* Passage to read *
=======

The film has developed a cult following due to its gruesome, if primitive, special effects, including some memorably bloody death scenes. One character is eaten from the inside out by the titular monsters, resulting in a gushing fountain of intestinal matter.

The deep focus cinematography was the work of director Jack Curtis (working under a pseudonym, Carson Davidson), who shot most scene outdoors under the sun of Long Island. The film was scripted by comic book writer Arnold Drake (The Doom Patrol, Marvel's Captain Marvel, et al.). Drake storyboarded the film, so every shot has the careful, formalized composition of a well-drawn comic strip. One shot, for example is a shot in deep focus: the right profile of the hero dominates the left-side foreground of the frame; in a moment, two or three tiny figures at the far-removed shoreline move left to right, from behind the actor's head, and in focus.

According to the film's writer and producer Arnold Drake, Terry Curtis, wife of director Jack Curtis won $72,000 on the television quiz show: "High Low". Part of the money was used finishing the production. While filming on location at Montauk, New York, a real hurricane destroyed the sets and equipment. Production was delayed for a year and the cost rose from $60,000 to $105,000.

In 1967, George A. Romero began work on a horror film provisionally called Night of the Flesh Eaters; to avoid confusion with this film, the title was changed to Night of the Living Dead. The title was changed when its distributor, The Walter Reade Organization, expressed concern over confusion with The Flesh Eaters, released three years earlier. The film was copyrighted two years before its original release in 1964.

Although Barbara Wilkin had the prominent role of Ann, she said in an interview that she has no memory of this film.

==Release==
===Theatrical release===

The Flesh Eaters was first released in Phoenix, Arizona on March 18, 1964. It later had a re-release in 1968 which removed a flashback sequence showing the original Nazi human experiments with "the flesh eaters".

===Home media===
The film was released on DVD by MPI Home Video on Oct 25, 2005.

=======

* Dataset content *
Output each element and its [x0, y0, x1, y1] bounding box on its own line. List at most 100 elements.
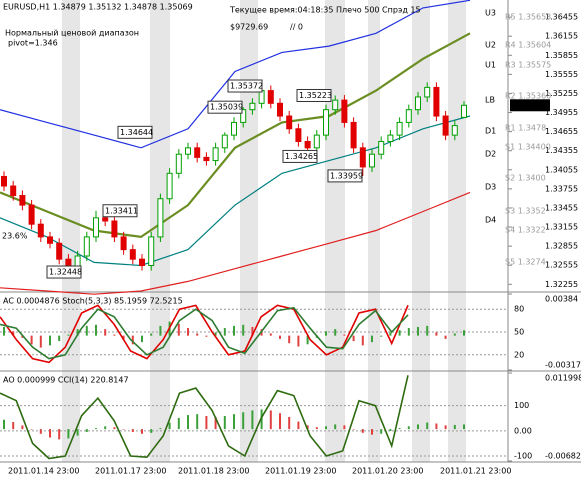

=======

* Exercises to complete *
1. Decide whether each statement below agrees with the passage on The Flesh Eaters: (a) the film was first released in Phoenix, Arizona; (b) a hurricane delayed production by two years; (c) Barbara Wilkin played the role of Ann. Answer yes or no for each, and quote the deciding words of the passage.
2. Rewrite the part of the passage on The Flesh Eaters starting at "The film has" and ending at "of intestinal matter.", putting "devoted following" in place of "cult following".

* Solutions below *
1.
(a) Yes: "The Flesh Eaters was first released in Phoenix, Arizona on March 18, 1964."
(b) No: "Production was delayed for a year"
(c) Yes: "Although Barbara Wilkin had the prominent role of Ann"

2.
The film has developed a devoted following due to its gruesome, if primitive, special effects, including some memorably bloody death scenes. One character is eaten from the inside out by the titular monsters, resulting in a gushing fountain of intestinal matter.